Quote all entries in full, exactly.

▶ [DATASET ROWS]
● ● ●
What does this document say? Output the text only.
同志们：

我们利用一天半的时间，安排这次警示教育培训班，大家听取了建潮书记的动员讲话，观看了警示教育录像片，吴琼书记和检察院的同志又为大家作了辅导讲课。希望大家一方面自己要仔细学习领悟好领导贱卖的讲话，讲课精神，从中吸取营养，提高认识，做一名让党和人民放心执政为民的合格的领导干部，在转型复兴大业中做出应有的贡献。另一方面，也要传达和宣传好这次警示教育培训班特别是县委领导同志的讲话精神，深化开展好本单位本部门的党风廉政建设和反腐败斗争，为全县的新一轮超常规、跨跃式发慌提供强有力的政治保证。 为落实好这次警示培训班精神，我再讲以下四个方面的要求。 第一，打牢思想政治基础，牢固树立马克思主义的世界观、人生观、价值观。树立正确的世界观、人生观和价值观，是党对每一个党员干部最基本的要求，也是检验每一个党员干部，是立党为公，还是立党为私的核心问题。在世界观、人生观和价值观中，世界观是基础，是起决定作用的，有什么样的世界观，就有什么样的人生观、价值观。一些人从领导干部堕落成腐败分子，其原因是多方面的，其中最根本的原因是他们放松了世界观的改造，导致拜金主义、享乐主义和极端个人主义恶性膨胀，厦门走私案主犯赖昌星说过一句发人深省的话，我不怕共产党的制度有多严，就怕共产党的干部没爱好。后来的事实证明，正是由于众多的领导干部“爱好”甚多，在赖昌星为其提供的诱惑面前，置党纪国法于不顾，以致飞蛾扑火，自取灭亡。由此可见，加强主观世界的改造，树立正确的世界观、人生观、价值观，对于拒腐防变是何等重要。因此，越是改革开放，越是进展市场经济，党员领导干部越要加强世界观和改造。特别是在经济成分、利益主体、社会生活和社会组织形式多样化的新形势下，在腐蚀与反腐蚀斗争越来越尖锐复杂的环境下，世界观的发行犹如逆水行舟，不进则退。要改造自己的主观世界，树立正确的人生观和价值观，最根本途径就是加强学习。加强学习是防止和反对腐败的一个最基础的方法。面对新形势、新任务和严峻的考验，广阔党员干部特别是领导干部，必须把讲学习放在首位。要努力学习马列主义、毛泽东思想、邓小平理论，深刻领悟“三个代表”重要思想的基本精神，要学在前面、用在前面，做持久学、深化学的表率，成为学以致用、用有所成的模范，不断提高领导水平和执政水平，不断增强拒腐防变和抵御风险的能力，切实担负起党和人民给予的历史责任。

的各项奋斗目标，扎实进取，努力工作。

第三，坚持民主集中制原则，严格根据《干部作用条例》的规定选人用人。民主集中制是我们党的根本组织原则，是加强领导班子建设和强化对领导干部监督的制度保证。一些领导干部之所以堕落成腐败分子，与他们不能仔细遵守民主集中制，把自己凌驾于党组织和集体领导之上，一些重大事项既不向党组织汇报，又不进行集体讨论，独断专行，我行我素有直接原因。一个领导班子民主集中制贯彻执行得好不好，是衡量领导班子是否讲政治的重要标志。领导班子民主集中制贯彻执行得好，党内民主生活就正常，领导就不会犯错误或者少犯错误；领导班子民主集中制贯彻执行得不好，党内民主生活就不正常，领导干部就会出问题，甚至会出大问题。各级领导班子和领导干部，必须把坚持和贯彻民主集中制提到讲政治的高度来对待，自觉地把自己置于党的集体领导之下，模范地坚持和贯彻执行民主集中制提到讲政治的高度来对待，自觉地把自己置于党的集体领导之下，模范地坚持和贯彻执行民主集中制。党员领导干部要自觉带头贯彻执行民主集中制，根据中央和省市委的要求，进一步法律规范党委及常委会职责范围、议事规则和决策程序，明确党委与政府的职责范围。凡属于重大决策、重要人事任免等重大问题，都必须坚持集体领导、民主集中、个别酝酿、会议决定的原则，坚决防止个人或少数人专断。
● ● ●
▶ [RESPONSE TO THIS TASK]
What does this document say? Output the text only.
同志们：

我们利用一天半的时间，安排这次警示教育培训班，大家听取了建潮书记的动员讲话，观看了警示教育录像片，吴琼书记和检察院的同志又为大家作了辅导讲课。希望大家一方面自己要仔细学习领悟好领导贱卖的讲话，讲课精神，从中吸取营养，提高认识，做一名让党和人民放心执政为民的合格的领导干部，在转型复兴大业中做出应有的贡献。另一方面，也要传达和宣传好这次警示教育培训班特别是县委领导同志的讲话精神，深化开展好本单位本部门的党风廉政建设和反腐败斗争，为全县的新一轮超常规、跨跃式发慌提供强有力的政治保证。 为落实好这次警示培训班精神，我再讲以下四个方面的要求。 第一，打牢思想政治基础，牢固树立马克思主义的世界观、人生观、价值观。树立正确的世界观、人生观和价值观，是党对每一个党员干部最基本的要求，也是检验每一个党员干部，是立党为公，还是立党为私的核心问题。在世界观、人生观和价值观中，世界观是基础，是起决定作用的，有什么样的世界观，就有什么样的人生观、价值观。一些人从领导干部堕落成腐败分子，其原因是多方面的，其中最根本的原因是他们放松了世界观的改造，导致拜金主义、享乐主义和极端个人主义恶性膨胀，厦门走私案主犯赖昌星说过一句发人深省的话，我不怕共产党的制度有多严，就怕共产党的干部没爱好。后来的事实证明，正是由于众多的领导干部“爱好”甚多，在赖昌星为其提供的诱惑面前，置党纪国法于不顾，以致飞蛾扑火，自取灭亡。由此可见，加强主观世界的改造，树立正确的世界观、人生观、价值观，对于拒腐防变是何等重要。因此，越是改革开放，越是进展市场经济，党员领导干部越要加强世界观和改造。特别是在经济成分、利益主体、社会生活和社会组织形式多样化的新形势下，在腐蚀与反腐蚀斗争越来越尖锐复杂的环境下，世界观的发行犹如逆水行舟，不进则退。要改造自己的主观世界，树立正确的人生观和价值观，最根本途径就是加强学习。加强学习是防止和反对腐败的一个最基础的方法。面对新形势、新任务和严峻的考验，广阔党员干部特别是领导干部，必须把讲学习放在首位。要努力学习马列主义、毛泽东思想、邓小平理论，深刻领悟“三个代表”重要思想的基本精神，要学在前面、用在前面，做持久学、深化学的表率，成为学以致用、用有所成的模范，不断提高领导水平和执政水平，不断增强拒腐防变和抵御风险的能力，切实担负起党和人民给予的历史责任。

的各项奋斗目标，扎实进取，努力工作。

第三，坚持民主集中制原则，严格根据《干部作用条例》的规定选人用人。民主集中制是我们党的根本组织原则，是加强领导班子建设和强化对领导干部监督的制度保证。一些领导干部之所以堕落成腐败分子，与他们不能仔细遵守民主集中制，把自己凌驾于党组织和集体领导之上，一些重大事项既不向党组织汇报，又不进行集体讨论，独断专行，我行我素有直接原因。一个领导班子民主集中制贯彻执行得好不好，是衡量领导班子是否讲政治的重要标志。领导班子民主集中制贯彻执行得好，党内民主生活就正常，领导就不会犯错误或者少犯错误；领导班子民主集中制贯彻执行得不好，党内民主生活就不正常，领导干部就会出问题，甚至会出大问题。各级领导班子和领导干部，必须把坚持和贯彻民主集中制提到讲政治的高度来对待，自觉地把自己置于党的集体领导之下，模范地坚持和贯彻执行民主集中制提到讲政治的高度来对待，自觉地把自己置于党的集体领导之下，模范地坚持和贯彻执行民主集中制。党员领导干部要自觉带头贯彻执行民主集中制，根据中央和省市委的要求，进一步法律规范党委及常委会职责范围、议事规则和决策程序，明确党委与政府的职责范围。凡属于重大决策、重要人事任免等重大问题，都必须坚持集体领导、民主集中、个别酝酿、会议决定的原则，坚决防止个人或少数人专断。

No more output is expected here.